== Directive ==
Copy out all the lines in the records that include the word "Texas".

== Exercise input ==
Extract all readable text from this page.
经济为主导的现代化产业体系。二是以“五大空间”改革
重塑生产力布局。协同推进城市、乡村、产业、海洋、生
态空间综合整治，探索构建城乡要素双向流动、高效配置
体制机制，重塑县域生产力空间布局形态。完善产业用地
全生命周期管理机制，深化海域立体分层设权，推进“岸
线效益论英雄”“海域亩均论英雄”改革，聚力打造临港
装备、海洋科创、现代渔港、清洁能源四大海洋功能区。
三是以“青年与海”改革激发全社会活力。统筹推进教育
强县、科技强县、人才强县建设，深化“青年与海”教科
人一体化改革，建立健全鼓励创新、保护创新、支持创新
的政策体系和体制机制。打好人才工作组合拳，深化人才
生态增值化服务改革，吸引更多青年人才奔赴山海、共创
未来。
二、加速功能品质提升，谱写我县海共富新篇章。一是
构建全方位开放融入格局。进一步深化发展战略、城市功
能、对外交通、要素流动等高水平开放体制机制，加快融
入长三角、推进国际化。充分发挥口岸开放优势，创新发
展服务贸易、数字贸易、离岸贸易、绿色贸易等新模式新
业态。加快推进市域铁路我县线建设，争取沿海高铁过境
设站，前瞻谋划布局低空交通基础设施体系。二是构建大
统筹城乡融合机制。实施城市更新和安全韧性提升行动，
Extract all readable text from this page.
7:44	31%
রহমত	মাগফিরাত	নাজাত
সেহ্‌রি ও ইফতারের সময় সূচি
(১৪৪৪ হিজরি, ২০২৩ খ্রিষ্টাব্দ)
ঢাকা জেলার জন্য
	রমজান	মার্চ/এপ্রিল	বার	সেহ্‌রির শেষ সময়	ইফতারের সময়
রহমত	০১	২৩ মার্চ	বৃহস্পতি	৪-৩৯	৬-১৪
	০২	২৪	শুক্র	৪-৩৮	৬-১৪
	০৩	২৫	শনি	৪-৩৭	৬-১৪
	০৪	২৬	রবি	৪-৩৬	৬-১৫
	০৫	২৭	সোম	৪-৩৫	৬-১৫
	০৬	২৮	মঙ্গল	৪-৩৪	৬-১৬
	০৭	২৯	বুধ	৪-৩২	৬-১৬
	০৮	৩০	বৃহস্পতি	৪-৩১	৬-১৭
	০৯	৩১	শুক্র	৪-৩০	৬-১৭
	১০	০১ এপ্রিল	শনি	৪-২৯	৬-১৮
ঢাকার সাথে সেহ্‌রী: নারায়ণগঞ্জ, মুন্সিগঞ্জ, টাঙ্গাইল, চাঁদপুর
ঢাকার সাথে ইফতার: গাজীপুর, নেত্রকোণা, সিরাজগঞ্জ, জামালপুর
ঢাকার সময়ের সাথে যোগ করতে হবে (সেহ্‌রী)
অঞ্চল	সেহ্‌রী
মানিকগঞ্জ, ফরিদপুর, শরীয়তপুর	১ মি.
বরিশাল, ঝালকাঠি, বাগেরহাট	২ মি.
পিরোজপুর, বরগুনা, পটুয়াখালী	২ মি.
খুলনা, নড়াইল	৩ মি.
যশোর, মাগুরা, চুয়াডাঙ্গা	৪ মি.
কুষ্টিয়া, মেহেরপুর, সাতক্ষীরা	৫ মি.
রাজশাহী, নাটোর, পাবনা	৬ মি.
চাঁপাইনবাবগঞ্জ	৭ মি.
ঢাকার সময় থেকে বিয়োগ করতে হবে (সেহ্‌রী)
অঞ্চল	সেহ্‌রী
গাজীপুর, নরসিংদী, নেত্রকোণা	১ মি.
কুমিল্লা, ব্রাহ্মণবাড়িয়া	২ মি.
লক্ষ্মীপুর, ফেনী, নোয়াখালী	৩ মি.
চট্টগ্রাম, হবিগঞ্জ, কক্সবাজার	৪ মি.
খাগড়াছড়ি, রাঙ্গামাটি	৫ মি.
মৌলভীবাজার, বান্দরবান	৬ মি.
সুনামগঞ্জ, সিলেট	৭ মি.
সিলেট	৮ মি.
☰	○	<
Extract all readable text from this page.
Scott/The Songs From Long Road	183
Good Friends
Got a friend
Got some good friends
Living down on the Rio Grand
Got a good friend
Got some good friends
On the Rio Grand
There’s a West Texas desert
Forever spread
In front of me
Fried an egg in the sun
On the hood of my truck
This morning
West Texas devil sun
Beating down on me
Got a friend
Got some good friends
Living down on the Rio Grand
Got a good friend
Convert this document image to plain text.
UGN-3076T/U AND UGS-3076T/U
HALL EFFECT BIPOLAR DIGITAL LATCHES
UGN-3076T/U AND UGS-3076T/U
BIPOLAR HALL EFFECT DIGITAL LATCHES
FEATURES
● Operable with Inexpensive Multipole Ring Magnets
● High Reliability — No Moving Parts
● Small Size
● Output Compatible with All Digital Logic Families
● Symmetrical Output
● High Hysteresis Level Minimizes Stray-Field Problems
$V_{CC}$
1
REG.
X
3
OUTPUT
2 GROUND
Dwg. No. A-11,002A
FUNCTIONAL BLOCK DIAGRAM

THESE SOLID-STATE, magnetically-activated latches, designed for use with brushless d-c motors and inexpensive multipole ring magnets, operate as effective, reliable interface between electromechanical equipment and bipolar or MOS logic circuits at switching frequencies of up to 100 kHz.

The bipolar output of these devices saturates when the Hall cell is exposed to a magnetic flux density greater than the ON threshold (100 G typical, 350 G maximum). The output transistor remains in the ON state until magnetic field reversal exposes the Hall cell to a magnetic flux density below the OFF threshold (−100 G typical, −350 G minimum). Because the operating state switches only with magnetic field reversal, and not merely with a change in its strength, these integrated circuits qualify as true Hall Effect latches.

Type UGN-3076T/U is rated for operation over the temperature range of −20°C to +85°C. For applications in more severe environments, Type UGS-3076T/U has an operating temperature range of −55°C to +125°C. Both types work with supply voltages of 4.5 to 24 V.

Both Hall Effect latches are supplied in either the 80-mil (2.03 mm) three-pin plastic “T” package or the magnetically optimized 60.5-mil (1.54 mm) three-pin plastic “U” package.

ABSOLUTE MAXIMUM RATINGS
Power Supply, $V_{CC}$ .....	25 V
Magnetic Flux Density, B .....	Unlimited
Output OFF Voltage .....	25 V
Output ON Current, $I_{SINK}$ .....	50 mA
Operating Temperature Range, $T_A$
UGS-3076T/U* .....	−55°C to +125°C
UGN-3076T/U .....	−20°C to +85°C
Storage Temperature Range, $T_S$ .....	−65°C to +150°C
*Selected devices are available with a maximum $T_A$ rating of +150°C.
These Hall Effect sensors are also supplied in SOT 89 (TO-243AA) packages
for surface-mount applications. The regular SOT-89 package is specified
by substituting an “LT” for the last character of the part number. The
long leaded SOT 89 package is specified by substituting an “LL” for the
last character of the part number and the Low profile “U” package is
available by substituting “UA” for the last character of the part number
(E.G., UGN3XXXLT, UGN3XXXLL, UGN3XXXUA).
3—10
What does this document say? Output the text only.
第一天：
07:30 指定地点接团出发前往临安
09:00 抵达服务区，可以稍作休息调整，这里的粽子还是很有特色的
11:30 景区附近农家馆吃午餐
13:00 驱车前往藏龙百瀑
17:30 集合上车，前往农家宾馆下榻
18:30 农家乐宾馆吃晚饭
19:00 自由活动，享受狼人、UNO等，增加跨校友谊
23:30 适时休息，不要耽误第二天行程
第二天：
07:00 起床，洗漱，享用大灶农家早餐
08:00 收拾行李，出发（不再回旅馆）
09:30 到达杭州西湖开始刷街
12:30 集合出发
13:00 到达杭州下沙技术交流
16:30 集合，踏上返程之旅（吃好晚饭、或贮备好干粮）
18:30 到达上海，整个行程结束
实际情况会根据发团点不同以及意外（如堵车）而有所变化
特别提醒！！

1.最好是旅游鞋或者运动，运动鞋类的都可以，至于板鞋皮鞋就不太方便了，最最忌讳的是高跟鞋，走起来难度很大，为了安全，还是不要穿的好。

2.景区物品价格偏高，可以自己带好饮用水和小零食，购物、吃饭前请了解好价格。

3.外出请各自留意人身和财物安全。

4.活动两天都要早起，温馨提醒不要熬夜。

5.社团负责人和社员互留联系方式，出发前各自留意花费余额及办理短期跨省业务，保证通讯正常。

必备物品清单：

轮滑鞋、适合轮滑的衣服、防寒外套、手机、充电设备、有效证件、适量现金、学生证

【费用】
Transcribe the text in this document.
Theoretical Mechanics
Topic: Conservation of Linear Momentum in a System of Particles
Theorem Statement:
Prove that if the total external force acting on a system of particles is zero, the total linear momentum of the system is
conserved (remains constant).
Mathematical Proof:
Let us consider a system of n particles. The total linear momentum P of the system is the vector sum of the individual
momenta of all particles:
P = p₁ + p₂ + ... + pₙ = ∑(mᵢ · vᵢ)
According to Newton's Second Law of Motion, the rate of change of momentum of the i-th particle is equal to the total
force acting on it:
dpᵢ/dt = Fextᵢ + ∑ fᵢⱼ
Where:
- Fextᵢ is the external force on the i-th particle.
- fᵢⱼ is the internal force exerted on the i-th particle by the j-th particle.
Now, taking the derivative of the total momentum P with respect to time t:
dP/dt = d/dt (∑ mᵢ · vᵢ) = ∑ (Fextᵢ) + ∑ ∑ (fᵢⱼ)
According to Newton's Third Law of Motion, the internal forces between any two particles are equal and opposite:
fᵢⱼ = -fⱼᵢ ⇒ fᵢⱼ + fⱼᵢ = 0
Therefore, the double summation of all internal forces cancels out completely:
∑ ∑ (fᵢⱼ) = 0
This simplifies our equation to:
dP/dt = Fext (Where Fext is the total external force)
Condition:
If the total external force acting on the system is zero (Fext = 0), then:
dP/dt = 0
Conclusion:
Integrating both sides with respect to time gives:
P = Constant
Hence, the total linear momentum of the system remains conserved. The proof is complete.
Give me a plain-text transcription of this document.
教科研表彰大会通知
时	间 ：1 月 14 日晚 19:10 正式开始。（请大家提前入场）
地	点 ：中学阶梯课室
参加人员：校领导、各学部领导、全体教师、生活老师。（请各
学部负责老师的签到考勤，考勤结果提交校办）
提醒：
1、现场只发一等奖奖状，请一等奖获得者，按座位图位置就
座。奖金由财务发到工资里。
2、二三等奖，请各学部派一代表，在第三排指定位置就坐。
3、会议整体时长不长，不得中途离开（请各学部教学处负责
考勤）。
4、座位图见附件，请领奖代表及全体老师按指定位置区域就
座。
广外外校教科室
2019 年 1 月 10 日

== Exercise answer ==
There’s a West Texas desert
West Texas devil sun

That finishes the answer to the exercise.